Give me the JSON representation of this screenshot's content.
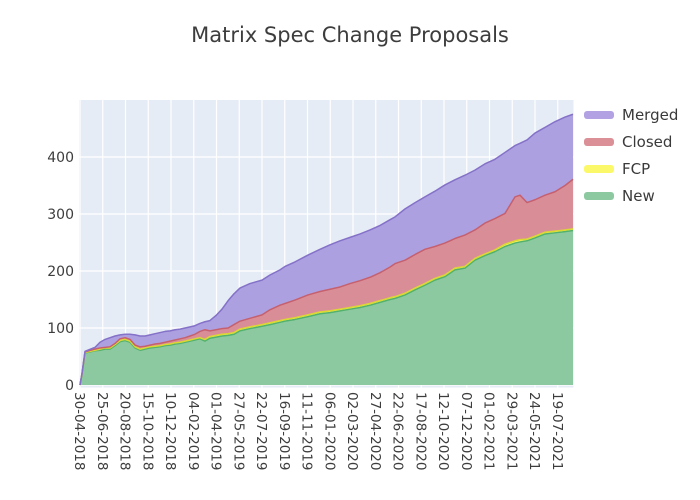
{
  "chart_data": {
    "type": "area",
    "stacked": true,
    "title": "Matrix Spec Change Proposals",
    "x_unit": "tick index (one tick = 56 days)",
    "x_axis": {
      "tick_labels": [
        "30-04-2018",
        "25-06-2018",
        "20-08-2018",
        "15-10-2018",
        "10-12-2018",
        "04-02-2019",
        "01-04-2019",
        "27-05-2019",
        "22-07-2019",
        "16-09-2019",
        "11-11-2019",
        "06-01-2020",
        "02-03-2020",
        "27-04-2020",
        "22-06-2020",
        "17-08-2020",
        "12-10-2020",
        "07-12-2020",
        "01-02-2021",
        "29-03-2021",
        "24-05-2021",
        "19-07-2021"
      ],
      "label_rotation_deg": 90
    },
    "y_axis": {
      "ticks": [
        0,
        100,
        200,
        300,
        400
      ],
      "range": [
        0,
        500
      ]
    },
    "grid": true,
    "x": [
      0,
      0.09,
      0.22,
      0.66,
      0.88,
      1.1,
      1.32,
      1.54,
      1.76,
      1.98,
      2.2,
      2.42,
      2.64,
      2.86,
      3.08,
      3.3,
      3.52,
      3.74,
      3.96,
      4.18,
      4.4,
      4.62,
      4.84,
      5.05,
      5.27,
      5.49,
      5.71,
      5.98,
      6.24,
      6.51,
      6.77,
      7.03,
      7.47,
      8.0,
      8.35,
      8.79,
      9.01,
      9.45,
      10.02,
      10.55,
      10.99,
      11.43,
      11.87,
      12.31,
      12.75,
      13.19,
      13.63,
      13.85,
      14.29,
      14.73,
      15.16,
      15.6,
      16.04,
      16.48,
      16.92,
      17.36,
      17.8,
      18.24,
      18.68,
      19.12,
      19.34,
      19.65,
      20.0,
      20.44,
      20.88,
      21.32,
      21.67
    ],
    "stack_order_bottom_to_top": [
      "New",
      "FCP",
      "Closed",
      "Merged"
    ],
    "series": [
      {
        "name": "New",
        "values": [
          0,
          20,
          56,
          60,
          61,
          63,
          63,
          69,
          76,
          78,
          75,
          65,
          61,
          63,
          65,
          66,
          67,
          69,
          70,
          72,
          73,
          75,
          77,
          79,
          81,
          77,
          82,
          84,
          86,
          87,
          89,
          95,
          99,
          103,
          106,
          110,
          112,
          115,
          120,
          125,
          127,
          130,
          133,
          136,
          140,
          145,
          150,
          152,
          158,
          167,
          175,
          184,
          190,
          202,
          205,
          219,
          227,
          234,
          243,
          249,
          251,
          253,
          258,
          265,
          267,
          269,
          271
        ]
      },
      {
        "name": "FCP",
        "values": [
          0,
          0,
          1,
          1,
          2,
          2,
          2,
          2,
          2,
          2,
          2,
          2,
          2,
          2,
          2,
          2,
          2,
          2,
          2,
          2,
          2,
          2,
          2,
          2,
          2,
          3,
          3,
          3,
          3,
          3,
          3,
          3,
          3,
          3,
          3,
          3,
          3,
          3,
          3,
          3,
          3,
          3,
          3,
          3,
          3,
          3,
          3,
          3,
          3,
          3,
          3,
          3,
          3,
          3,
          3,
          3,
          3,
          3,
          4,
          4,
          4,
          3,
          3,
          3,
          3,
          3,
          3
        ]
      },
      {
        "name": "Closed",
        "values": [
          0,
          0,
          1,
          2,
          2,
          1,
          2,
          2,
          3,
          3,
          3,
          3,
          4,
          3,
          3,
          4,
          4,
          4,
          5,
          5,
          6,
          6,
          7,
          8,
          11,
          17,
          10,
          10,
          10,
          10,
          14,
          14,
          15,
          17,
          23,
          27,
          28,
          31,
          35,
          36,
          38,
          39,
          42,
          44,
          46,
          49,
          54,
          58,
          58,
          59,
          60,
          56,
          56,
          52,
          55,
          50,
          54,
          55,
          54,
          77,
          78,
          64,
          64,
          65,
          69,
          78,
          87
        ]
      },
      {
        "name": "Merged",
        "values": [
          0,
          1,
          1,
          3,
          10,
          14,
          16,
          13,
          7,
          6,
          9,
          18,
          19,
          18,
          18,
          18,
          19,
          19,
          18,
          18,
          17,
          17,
          16,
          15,
          14,
          14,
          18,
          25,
          34,
          48,
          54,
          58,
          61,
          61,
          61,
          62,
          65,
          67,
          70,
          74,
          78,
          81,
          81,
          82,
          83,
          83,
          83,
          82,
          90,
          91,
          92,
          97,
          102,
          103,
          105,
          105,
          104,
          104,
          107,
          90,
          91,
          110,
          117,
          119,
          123,
          120,
          114
        ]
      }
    ],
    "final_totals": {
      "New": 271,
      "FCP": 3,
      "Closed": 87,
      "Merged": 114,
      "total": 475
    },
    "legend": {
      "position": "outside-top-right",
      "entries": [
        {
          "label": "Merged",
          "color": "#b2a1e3"
        },
        {
          "label": "Closed",
          "color": "#db9097"
        },
        {
          "label": "FCP",
          "color": "#fbf969"
        },
        {
          "label": "New",
          "color": "#8dc9a0"
        }
      ]
    },
    "colors": {
      "New": {
        "fill": "#8cc9a0",
        "line": "#52b26d"
      },
      "FCP": {
        "fill": "#f8f565",
        "line": "#dbd832"
      },
      "Closed": {
        "fill": "#d98e97",
        "line": "#c6606e"
      },
      "Merged": {
        "fill": "#ada0e0",
        "line": "#8471c8"
      }
    },
    "plot_bg": "#e6ecf5",
    "grid_color": "#ffffff",
    "tick_label_color": "#3d3d3d",
    "title_color": "#3d3d3d"
  }
}
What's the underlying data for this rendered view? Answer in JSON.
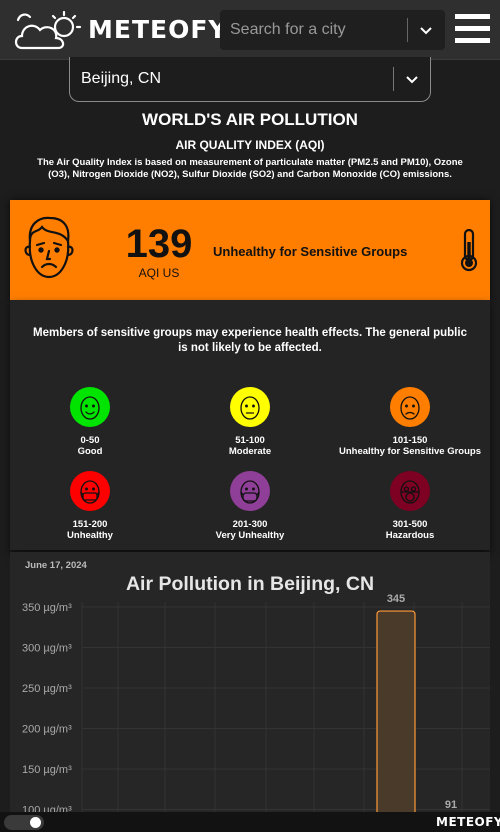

== == ==

WHAT YOU SHOULD DO = Select and copy each line from the data that includes the word "fill".

ANSWER TO THIS TASK =
        "fill": "#8cc9a0",
        "fill": "#f8f565",
        "fill": "#d98e97",
        "fill": "#ada0e0",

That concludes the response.